[Records]
-------

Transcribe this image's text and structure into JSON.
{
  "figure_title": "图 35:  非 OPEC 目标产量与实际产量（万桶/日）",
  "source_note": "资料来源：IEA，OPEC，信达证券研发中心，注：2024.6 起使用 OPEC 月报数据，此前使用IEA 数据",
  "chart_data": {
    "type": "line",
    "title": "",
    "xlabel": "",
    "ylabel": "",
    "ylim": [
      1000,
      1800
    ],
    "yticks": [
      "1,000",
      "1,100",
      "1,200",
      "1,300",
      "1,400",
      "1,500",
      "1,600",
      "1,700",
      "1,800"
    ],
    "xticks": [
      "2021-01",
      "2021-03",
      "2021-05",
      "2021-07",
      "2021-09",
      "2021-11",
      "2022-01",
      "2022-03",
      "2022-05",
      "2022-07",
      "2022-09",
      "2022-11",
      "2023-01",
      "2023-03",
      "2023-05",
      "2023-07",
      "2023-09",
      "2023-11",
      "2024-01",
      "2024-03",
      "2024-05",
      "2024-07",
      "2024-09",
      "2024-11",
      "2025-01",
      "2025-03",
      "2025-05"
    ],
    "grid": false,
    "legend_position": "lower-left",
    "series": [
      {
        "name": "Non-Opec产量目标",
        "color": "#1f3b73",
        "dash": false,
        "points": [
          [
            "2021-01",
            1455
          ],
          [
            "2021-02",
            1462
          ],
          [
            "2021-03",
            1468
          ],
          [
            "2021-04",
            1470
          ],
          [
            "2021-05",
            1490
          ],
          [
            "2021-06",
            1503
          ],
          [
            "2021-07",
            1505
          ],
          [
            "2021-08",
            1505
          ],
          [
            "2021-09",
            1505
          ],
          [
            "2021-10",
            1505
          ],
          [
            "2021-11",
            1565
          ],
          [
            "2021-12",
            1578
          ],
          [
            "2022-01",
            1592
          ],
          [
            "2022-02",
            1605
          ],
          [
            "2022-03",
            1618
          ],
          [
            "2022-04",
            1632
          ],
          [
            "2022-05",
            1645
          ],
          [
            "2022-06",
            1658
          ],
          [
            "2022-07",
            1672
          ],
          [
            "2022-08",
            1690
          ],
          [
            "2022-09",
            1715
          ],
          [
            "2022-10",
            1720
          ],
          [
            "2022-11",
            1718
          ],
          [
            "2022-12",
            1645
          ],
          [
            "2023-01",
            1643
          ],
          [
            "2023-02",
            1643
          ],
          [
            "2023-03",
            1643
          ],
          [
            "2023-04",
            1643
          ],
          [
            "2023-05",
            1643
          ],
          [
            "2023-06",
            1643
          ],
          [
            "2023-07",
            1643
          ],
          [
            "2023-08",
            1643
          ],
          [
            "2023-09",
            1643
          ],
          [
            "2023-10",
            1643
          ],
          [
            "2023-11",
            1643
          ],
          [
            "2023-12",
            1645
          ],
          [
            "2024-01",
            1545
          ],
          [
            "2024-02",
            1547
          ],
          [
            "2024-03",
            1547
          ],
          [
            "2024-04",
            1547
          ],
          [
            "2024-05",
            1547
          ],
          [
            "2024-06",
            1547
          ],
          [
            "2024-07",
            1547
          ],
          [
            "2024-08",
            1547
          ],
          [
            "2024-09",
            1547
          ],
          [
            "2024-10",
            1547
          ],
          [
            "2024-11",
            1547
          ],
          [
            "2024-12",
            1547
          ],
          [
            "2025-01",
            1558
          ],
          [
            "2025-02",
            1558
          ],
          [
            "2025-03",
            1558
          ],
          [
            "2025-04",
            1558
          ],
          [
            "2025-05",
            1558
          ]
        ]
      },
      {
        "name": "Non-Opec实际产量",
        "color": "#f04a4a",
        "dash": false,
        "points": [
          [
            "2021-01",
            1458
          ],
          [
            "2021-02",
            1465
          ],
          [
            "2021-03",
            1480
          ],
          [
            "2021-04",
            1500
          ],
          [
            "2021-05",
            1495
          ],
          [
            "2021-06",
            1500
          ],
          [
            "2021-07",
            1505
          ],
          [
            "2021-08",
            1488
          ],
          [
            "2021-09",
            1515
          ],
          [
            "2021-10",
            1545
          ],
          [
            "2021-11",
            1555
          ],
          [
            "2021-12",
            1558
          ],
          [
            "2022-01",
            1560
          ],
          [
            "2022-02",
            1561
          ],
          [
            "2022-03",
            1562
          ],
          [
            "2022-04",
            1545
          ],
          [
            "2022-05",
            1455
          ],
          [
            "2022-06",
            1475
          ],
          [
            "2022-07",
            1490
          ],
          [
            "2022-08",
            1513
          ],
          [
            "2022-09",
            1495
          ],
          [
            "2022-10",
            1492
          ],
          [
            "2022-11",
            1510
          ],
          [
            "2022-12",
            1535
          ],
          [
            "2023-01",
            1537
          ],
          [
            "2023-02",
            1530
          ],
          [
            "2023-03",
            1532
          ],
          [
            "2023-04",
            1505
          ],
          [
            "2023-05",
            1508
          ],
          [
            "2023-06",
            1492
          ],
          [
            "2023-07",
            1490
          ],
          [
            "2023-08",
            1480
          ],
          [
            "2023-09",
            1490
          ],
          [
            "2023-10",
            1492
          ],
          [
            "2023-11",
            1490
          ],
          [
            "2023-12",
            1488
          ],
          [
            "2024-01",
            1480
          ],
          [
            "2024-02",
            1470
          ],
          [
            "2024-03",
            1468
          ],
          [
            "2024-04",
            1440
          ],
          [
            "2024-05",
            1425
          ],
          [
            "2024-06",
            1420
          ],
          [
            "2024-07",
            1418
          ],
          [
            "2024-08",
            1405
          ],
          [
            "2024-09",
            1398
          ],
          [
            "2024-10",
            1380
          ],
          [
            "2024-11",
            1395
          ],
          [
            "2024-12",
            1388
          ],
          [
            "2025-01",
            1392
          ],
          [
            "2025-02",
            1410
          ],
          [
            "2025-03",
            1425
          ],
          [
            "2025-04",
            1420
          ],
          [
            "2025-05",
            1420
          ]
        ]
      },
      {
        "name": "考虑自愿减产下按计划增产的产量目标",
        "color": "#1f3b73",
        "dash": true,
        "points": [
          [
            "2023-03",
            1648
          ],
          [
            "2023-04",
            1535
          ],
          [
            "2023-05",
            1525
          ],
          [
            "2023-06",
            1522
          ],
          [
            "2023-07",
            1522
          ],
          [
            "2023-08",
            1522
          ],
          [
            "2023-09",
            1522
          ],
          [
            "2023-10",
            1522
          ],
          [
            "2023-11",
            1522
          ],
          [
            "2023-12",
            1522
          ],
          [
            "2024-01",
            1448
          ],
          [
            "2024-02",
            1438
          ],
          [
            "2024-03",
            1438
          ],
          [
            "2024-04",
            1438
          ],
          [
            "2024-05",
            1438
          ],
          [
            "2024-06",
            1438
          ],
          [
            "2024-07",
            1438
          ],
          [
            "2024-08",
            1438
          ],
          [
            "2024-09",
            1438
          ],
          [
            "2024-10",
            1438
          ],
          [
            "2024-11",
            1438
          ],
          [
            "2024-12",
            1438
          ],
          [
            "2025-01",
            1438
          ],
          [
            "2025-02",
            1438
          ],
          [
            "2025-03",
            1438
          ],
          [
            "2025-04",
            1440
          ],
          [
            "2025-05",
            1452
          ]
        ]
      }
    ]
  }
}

-------

» **What is being asked**:
Retype the entries one by one, exactly.

» **Answer to this task**:
Transcribe this image's text and structure into JSON.
{
  "figure_title": "图 35:  非 OPEC 目标产量与实际产量（万桶/日）",
  "source_note": "资料来源：IEA，OPEC，信达证券研发中心，注：2024.6 起使用 OPEC 月报数据，此前使用IEA 数据",
  "chart_data": {
    "type": "line",
    "title": "",
    "xlabel": "",
    "ylabel": "",
    "ylim": [
      1000,
      1800
    ],
    "yticks": [
      "1,000",
      "1,100",
      "1,200",
      "1,300",
      "1,400",
      "1,500",
      "1,600",
      "1,700",
      "1,800"
    ],
    "xticks": [
      "2021-01",
      "2021-03",
      "2021-05",
      "2021-07",
      "2021-09",
      "2021-11",
      "2022-01",
      "2022-03",
      "2022-05",
      "2022-07",
      "2022-09",
      "2022-11",
      "2023-01",
      "2023-03",
      "2023-05",
      "2023-07",
      "2023-09",
      "2023-11",
      "2024-01",
      "2024-03",
      "2024-05",
      "2024-07",
      "2024-09",
      "2024-11",
      "2025-01",
      "2025-03",
      "2025-05"
    ],
    "grid": false,
    "legend_position": "lower-left",
    "series": [
      {
        "name": "Non-Opec产量目标",
        "color": "#1f3b73",
        "dash": false,
        "points": [
          [
            "2021-01",
            1455
          ],
          [
            "2021-02",
            1462
          ],
          [
            "2021-03",
            1468
          ],
          [
            "2021-04",
            1470
          ],
          [
            "2021-05",
            1490
          ],
          [
            "2021-06",
            1503
          ],
          [
            "2021-07",
            1505
          ],
          [
            "2021-08",
            1505
          ],
          [
            "2021-09",
            1505
          ],
          [
            "2021-10",
            1505
          ],
          [
            "2021-11",
            1565
          ],
          [
            "2021-12",
            1578
          ],
          [
            "2022-01",
            1592
          ],
          [
            "2022-02",
            1605
          ],
          [
            "2022-03",
            1618
          ],
          [
            "2022-04",
            1632
          ],
          [
            "2022-05",
            1645
          ],
          [
            "2022-06",
            1658
          ],
          [
            "2022-07",
            1672
          ],
          [
            "2022-08",
            1690
          ],
          [
            "2022-09",
            1715
          ],
          [
            "2022-10",
            1720
          ],
          [
            "2022-11",
            1718
          ],
          [
            "2022-12",
            1645
          ],
          [
            "2023-01",
            1643
          ],
          [
            "2023-02",
            1643
          ],
          [
            "2023-03",
            1643
          ],
          [
            "2023-04",
            1643
          ],
          [
            "2023-05",
            1643
          ],
          [
            "2023-06",
            1643
          ],
          [
            "2023-07",
            1643
          ],
          [
            "2023-08",
            1643
          ],
          [
            "2023-09",
            1643
          ],
          [
            "2023-10",
            1643
          ],
          [
            "2023-11",
            1643
          ],
          [
            "2023-12",
            1645
          ],
          [
            "2024-01",
            1545
          ],
          [
            "2024-02",
            1547
          ],
          [
            "2024-03",
            1547
          ],
          [
            "2024-04",
            1547
          ],
          [
            "2024-05",
            1547
          ],
          [
            "2024-06",
            1547
          ],
          [
            "2024-07",
            1547
          ],
          [
            "2024-08",
            1547
          ],
          [
            "2024-09",
            1547
          ],
          [
            "2024-10",
            1547
          ],
          [
            "2024-11",
            1547
          ],
          [
            "2024-12",
            1547
          ],
          [
            "2025-01",
            1558
          ],
          [
            "2025-02",
            1558
          ],
          [
            "2025-03",
            1558
          ],
          [
            "2025-04",
            1558
          ],
          [
            "2025-05",
            1558
          ]
        ]
      },
      {
        "name": "Non-Opec实际产量",
        "color": "#f04a4a",
        "dash": false,
        "points": [
          [
            "2021-01",
            1458
          ],
          [
            "2021-02",
            1465
          ],
          [
            "2021-03",
            1480
          ],
          [
            "2021-04",
            1500
          ],
          [
            "2021-05",
            1495
          ],
          [
            "2021-06",
            1500
          ],
          [
            "2021-07",
            1505
          ],
          [
            "2021-08",
            1488
          ],
          [
            "2021-09",
            1515
          ],
          [
            "2021-10",
            1545
          ],
          [
            "2021-11",
            1555
          ],
          [
            "2021-12",
            1558
          ],
          [
            "2022-01",
            1560
          ],
          [
            "2022-02",
            1561
          ],
          [
            "2022-03",
            1562
          ],
          [
            "2022-04",
            1545
          ],
          [
            "2022-05",
            1455
          ],
          [
            "2022-06",
            1475
          ],
          [
            "2022-07",
            1490
          ],
          [
            "2022-08",
            1513
          ],
          [
            "2022-09",
            1495
          ],
          [
            "2022-10",
            1492
          ],
          [
            "2022-11",
            1510
          ],
          [
            "2022-12",
            1535
          ],
          [
            "2023-01",
            1537
          ],
          [
            "2023-02",
            1530
          ],
          [
            "2023-03",
            1532
          ],
          [
            "2023-04",
            1505
          ],
          [
            "2023-05",
            1508
          ],
          [
            "2023-06",
            1492
          ],
          [
            "2023-07",
            1490
          ],
          [
            "2023-08",
            1480
          ],
          [
            "2023-09",
            1490
          ],
          [
            "2023-10",
            1492
          ],
          [
            "2023-11",
            1490
          ],
          [
            "2023-12",
            1488
          ],
          [
            "2024-01",
            1480
          ],
          [
            "2024-02",
            1470
          ],
          [
            "2024-03",
            1468
          ],
          [
            "2024-04",
            1440
          ],
          [
            "2024-05",
            1425
          ],
          [
            "2024-06",
            1420
          ],
          [
            "2024-07",
            1418
          ],
          [
            "2024-08",
            1405
          ],
          [
            "2024-09",
            1398
          ],
          [
            "2024-10",
            1380
          ],
          [
            "2024-11",
            1395
          ],
          [
            "2024-12",
            1388
          ],
          [
            "2025-01",
            1392
          ],
          [
            "2025-02",
            1410
          ],
          [
            "2025-03",
            1425
          ],
          [
            "2025-04",
            1420
          ],
          [
            "2025-05",
            1420
          ]
        ]
      },
      {
        "name": "考虑自愿减产下按计划增产的产量目标",
        "color": "#1f3b73",
        "dash": true,
        "points": [
          [
            "2023-03",
            1648
          ],
          [
            "2023-04",
            1535
          ],
          [
            "2023-05",
            1525
          ],
          [
            "2023-06",
            1522
          ],
          [
            "2023-07",
            1522
          ],
          [
            "2023-08",
            1522
          ],
          [
            "2023-09",
            1522
          ],
          [
            "2023-10",
            1522
          ],
          [
            "2023-11",
            1522
          ],
          [
            "2023-12",
            1522
          ],
          [
            "2024-01",
            1448
          ],
          [
            "2024-02",
            1438
          ],
          [
            "2024-03",
            1438
          ],
          [
            "2024-04",
            1438
          ],
          [
            "2024-05",
            1438
          ],
          [
            "2024-06",
            1438
          ],
          [
            "2024-07",
            1438
          ],
          [
            "2024-08",
            1438
          ],
          [
            "2024-09",
            1438
          ],
          [
            "2024-10",
            1438
          ],
          [
            "2024-11",
            1438
          ],
          [
            "2024-12",
            1438
          ],
          [
            "2025-01",
            1438
          ],
          [
            "2025-02",
            1438
          ],
          [
            "2025-03",
            1438
          ],
          [
            "2025-04",
            1440
          ],
          [
            "2025-05",
            1452
          ]
        ]
      }
    ]
  }
}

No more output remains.